__What you are asked to do__. Copy the data word for word, beginning with its first line and continuing through the line that contains "chain-m200-xtick-label: 1000 (850, 243, 893, 263)", including both of those lines.

-=-=-

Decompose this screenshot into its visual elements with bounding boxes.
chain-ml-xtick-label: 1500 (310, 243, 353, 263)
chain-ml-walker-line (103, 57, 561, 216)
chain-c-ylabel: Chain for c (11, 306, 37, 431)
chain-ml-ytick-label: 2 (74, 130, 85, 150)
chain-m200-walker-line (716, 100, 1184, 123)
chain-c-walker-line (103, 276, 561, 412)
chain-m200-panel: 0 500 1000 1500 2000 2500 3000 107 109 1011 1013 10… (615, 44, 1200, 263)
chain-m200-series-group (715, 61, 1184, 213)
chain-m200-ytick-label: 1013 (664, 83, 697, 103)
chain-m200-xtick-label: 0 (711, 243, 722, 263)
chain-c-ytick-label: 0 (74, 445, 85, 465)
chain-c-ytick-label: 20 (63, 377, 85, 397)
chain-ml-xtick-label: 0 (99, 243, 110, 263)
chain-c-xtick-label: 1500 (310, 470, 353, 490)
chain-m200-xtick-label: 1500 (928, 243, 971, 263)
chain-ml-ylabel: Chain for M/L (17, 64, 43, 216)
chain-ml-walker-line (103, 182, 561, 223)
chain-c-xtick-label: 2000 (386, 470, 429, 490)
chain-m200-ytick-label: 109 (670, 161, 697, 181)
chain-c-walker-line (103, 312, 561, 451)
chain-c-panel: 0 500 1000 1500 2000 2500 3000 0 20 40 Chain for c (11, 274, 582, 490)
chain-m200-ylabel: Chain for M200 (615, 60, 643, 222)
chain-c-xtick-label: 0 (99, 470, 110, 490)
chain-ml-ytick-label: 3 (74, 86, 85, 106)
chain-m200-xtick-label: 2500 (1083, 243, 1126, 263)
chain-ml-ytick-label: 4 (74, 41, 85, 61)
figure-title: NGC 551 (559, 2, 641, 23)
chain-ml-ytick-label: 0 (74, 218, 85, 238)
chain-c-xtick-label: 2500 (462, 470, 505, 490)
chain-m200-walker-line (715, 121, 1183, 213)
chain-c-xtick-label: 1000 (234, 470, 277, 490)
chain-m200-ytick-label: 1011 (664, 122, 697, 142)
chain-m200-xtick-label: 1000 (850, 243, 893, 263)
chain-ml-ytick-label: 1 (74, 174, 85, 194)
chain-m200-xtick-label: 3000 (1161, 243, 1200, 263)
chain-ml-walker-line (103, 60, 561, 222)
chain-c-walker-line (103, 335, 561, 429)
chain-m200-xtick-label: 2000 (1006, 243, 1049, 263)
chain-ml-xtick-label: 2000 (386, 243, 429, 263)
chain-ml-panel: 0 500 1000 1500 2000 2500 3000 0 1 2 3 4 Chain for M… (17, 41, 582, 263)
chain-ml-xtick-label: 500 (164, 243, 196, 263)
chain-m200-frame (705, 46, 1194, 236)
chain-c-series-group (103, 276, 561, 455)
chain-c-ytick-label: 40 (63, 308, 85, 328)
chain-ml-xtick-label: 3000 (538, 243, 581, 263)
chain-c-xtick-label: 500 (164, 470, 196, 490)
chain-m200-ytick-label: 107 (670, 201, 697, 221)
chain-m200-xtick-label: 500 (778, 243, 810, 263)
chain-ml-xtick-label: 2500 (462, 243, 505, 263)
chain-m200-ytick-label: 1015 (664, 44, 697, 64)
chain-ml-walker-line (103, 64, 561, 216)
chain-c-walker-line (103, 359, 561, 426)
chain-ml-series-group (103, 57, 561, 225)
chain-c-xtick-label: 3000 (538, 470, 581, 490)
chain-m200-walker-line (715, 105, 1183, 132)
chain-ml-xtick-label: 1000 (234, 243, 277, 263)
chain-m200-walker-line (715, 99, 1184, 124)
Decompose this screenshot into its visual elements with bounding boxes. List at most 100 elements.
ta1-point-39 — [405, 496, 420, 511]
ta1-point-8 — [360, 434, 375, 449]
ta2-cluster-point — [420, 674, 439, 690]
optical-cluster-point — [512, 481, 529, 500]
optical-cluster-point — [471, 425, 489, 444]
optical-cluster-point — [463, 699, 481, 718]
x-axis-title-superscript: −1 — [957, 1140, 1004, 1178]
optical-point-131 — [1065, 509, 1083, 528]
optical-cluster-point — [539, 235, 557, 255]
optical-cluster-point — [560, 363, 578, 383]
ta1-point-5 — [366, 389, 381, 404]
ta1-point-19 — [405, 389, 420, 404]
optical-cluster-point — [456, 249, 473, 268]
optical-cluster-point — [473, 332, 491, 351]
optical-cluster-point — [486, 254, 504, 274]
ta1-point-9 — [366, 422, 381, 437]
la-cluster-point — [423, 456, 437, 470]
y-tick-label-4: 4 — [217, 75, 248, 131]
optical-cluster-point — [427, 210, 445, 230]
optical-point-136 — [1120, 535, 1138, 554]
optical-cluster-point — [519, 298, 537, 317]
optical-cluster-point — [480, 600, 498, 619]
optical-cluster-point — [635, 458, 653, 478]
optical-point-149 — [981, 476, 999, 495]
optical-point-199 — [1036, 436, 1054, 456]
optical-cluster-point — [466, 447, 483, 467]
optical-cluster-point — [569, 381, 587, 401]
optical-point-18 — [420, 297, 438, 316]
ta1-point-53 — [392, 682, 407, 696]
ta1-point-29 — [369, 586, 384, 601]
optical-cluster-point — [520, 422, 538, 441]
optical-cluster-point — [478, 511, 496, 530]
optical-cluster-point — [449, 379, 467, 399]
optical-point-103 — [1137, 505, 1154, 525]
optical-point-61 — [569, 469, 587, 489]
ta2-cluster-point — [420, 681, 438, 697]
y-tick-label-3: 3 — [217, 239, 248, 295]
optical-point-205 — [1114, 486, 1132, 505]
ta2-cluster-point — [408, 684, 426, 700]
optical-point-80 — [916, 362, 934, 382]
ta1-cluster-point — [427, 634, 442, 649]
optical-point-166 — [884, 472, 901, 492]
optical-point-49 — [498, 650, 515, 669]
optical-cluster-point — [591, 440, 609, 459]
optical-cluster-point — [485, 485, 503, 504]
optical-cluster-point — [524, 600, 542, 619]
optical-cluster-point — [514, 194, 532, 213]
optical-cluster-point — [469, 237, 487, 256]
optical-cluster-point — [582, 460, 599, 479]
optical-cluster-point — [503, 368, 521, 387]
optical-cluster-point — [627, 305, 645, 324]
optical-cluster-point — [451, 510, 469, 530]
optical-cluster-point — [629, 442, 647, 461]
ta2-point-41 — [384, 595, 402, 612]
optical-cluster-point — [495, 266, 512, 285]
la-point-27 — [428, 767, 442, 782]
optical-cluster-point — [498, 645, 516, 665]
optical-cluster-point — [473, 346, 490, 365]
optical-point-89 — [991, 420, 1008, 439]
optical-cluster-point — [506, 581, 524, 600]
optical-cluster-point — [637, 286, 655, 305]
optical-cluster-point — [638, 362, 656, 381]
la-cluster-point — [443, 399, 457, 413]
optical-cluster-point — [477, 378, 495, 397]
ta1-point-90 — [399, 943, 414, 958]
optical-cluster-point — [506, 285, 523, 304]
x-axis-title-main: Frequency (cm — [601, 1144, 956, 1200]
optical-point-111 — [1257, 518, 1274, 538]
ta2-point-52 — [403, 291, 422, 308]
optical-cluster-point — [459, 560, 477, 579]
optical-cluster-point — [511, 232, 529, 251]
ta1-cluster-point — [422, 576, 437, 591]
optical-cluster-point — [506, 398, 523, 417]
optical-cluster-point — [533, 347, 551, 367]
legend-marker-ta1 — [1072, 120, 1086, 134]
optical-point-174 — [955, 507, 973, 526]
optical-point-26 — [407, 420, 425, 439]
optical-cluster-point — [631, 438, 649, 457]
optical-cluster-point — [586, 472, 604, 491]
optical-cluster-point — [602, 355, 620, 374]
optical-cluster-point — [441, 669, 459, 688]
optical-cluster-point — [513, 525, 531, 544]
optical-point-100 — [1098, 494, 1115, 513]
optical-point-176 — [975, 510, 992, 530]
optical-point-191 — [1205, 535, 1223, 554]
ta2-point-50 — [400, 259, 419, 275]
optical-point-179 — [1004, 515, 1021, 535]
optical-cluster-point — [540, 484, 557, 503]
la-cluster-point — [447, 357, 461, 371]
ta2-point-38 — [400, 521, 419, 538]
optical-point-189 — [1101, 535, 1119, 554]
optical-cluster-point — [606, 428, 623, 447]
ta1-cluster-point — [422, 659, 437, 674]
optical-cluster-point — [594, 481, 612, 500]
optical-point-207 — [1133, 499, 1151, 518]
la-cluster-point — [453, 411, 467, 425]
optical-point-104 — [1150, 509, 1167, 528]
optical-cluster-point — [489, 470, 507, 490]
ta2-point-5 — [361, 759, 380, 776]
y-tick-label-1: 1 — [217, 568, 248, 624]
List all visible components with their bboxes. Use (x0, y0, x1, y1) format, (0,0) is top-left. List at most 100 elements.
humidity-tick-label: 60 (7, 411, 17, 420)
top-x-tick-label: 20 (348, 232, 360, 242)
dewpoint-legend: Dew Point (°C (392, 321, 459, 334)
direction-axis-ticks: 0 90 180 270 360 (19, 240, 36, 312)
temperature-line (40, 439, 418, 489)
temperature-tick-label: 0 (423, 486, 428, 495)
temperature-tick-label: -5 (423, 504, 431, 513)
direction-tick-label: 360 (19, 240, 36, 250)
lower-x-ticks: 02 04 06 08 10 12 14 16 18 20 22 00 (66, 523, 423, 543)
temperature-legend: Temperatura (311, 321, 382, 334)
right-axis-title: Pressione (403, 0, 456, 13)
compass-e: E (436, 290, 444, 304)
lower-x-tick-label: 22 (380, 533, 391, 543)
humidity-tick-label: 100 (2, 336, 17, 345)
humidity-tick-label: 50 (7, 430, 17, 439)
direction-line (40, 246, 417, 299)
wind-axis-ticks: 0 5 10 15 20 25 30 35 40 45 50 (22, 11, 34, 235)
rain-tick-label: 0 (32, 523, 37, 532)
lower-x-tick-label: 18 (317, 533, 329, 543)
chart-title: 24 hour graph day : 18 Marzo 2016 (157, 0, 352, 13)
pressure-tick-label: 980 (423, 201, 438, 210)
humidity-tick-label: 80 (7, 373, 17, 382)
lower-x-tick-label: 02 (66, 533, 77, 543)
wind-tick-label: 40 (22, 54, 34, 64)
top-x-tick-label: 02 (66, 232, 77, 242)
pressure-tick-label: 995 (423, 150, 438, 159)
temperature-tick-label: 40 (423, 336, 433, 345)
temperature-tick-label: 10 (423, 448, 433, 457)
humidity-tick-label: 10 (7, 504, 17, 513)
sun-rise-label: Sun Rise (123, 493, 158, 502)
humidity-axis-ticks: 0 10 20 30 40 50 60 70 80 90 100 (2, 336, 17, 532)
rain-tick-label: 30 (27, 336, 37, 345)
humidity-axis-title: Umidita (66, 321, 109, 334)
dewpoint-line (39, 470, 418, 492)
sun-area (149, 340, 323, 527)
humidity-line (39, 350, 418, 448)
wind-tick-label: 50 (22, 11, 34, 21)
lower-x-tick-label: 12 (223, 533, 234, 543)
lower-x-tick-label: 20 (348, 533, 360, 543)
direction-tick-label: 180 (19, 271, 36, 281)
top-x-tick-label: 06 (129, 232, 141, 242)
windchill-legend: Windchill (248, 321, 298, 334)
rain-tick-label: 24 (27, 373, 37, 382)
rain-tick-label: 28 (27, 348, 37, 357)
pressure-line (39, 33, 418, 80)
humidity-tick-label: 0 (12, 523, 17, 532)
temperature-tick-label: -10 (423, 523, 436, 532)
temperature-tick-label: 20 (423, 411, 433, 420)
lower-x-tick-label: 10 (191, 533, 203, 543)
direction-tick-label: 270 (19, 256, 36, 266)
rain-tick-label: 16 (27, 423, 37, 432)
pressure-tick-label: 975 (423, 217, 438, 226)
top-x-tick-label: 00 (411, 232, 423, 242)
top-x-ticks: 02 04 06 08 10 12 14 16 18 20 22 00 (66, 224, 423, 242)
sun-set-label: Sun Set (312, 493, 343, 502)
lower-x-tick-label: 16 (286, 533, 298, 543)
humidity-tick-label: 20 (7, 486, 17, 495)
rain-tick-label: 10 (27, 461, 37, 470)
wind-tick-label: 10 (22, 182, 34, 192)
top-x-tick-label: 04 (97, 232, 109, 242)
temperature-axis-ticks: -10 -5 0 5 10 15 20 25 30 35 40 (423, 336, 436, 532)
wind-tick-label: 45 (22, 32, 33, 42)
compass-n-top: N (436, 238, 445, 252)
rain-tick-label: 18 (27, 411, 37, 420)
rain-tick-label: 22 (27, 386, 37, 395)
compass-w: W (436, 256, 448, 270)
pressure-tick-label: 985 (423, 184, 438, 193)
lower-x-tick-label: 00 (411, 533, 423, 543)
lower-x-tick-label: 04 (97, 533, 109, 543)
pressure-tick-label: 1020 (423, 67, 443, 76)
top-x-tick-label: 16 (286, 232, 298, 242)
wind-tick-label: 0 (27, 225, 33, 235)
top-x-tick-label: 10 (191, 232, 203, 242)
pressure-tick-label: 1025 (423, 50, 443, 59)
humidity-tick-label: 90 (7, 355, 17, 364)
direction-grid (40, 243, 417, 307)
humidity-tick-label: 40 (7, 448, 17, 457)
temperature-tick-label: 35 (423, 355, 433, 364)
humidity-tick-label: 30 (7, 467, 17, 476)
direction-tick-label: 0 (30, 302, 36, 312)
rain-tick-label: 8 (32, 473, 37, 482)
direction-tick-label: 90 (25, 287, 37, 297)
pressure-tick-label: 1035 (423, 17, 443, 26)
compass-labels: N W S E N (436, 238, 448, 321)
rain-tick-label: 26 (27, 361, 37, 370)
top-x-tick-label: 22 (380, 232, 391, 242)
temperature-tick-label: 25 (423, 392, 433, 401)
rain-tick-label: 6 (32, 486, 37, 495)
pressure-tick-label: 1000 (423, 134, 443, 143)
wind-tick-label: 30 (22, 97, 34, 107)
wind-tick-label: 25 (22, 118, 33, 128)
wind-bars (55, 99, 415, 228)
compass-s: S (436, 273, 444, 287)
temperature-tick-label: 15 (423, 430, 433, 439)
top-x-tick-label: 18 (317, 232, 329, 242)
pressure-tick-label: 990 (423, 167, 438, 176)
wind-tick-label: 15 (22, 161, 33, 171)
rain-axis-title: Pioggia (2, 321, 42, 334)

-=-=-

__Full solution__.
Decompose this screenshot into its visual elements with bounding boxes.
chain-ml-xtick-label: 1500 (310, 243, 353, 263)
chain-ml-walker-line (103, 57, 561, 216)
chain-c-ylabel: Chain for c (11, 306, 37, 431)
chain-ml-ytick-label: 2 (74, 130, 85, 150)
chain-m200-walker-line (716, 100, 1184, 123)
chain-c-walker-line (103, 276, 561, 412)
chain-m200-panel: 0 500 1000 1500 2000 2500 3000 107 109 1011 1013 10… (615, 44, 1200, 263)
chain-m200-series-group (715, 61, 1184, 213)
chain-m200-ytick-label: 1013 (664, 83, 697, 103)
chain-m200-xtick-label: 0 (711, 243, 722, 263)
chain-c-ytick-label: 0 (74, 445, 85, 465)
chain-c-ytick-label: 20 (63, 377, 85, 397)
chain-ml-xtick-label: 0 (99, 243, 110, 263)
chain-c-xtick-label: 1500 (310, 470, 353, 490)
chain-m200-xtick-label: 1500 (928, 243, 971, 263)
chain-ml-ylabel: Chain for M/L (17, 64, 43, 216)
chain-ml-walker-line (103, 182, 561, 223)
chain-c-xtick-label: 2000 (386, 470, 429, 490)
chain-m200-ytick-label: 109 (670, 161, 697, 181)
chain-c-walker-line (103, 312, 561, 451)
chain-c-panel: 0 500 1000 1500 2000 2500 3000 0 20 40 Chain for c (11, 274, 582, 490)
chain-m200-ylabel: Chain for M200 (615, 60, 643, 222)
chain-c-xtick-label: 0 (99, 470, 110, 490)
chain-ml-ytick-label: 3 (74, 86, 85, 106)
chain-m200-xtick-label: 2500 (1083, 243, 1126, 263)
chain-ml-ytick-label: 4 (74, 41, 85, 61)
figure-title: NGC 551 (559, 2, 641, 23)
chain-ml-ytick-label: 0 (74, 218, 85, 238)
chain-c-xtick-label: 2500 (462, 470, 505, 490)
chain-m200-walker-line (715, 121, 1183, 213)
chain-c-xtick-label: 1000 (234, 470, 277, 490)
chain-m200-ytick-label: 1011 (664, 122, 697, 142)
chain-m200-xtick-label: 1000 (850, 243, 893, 263)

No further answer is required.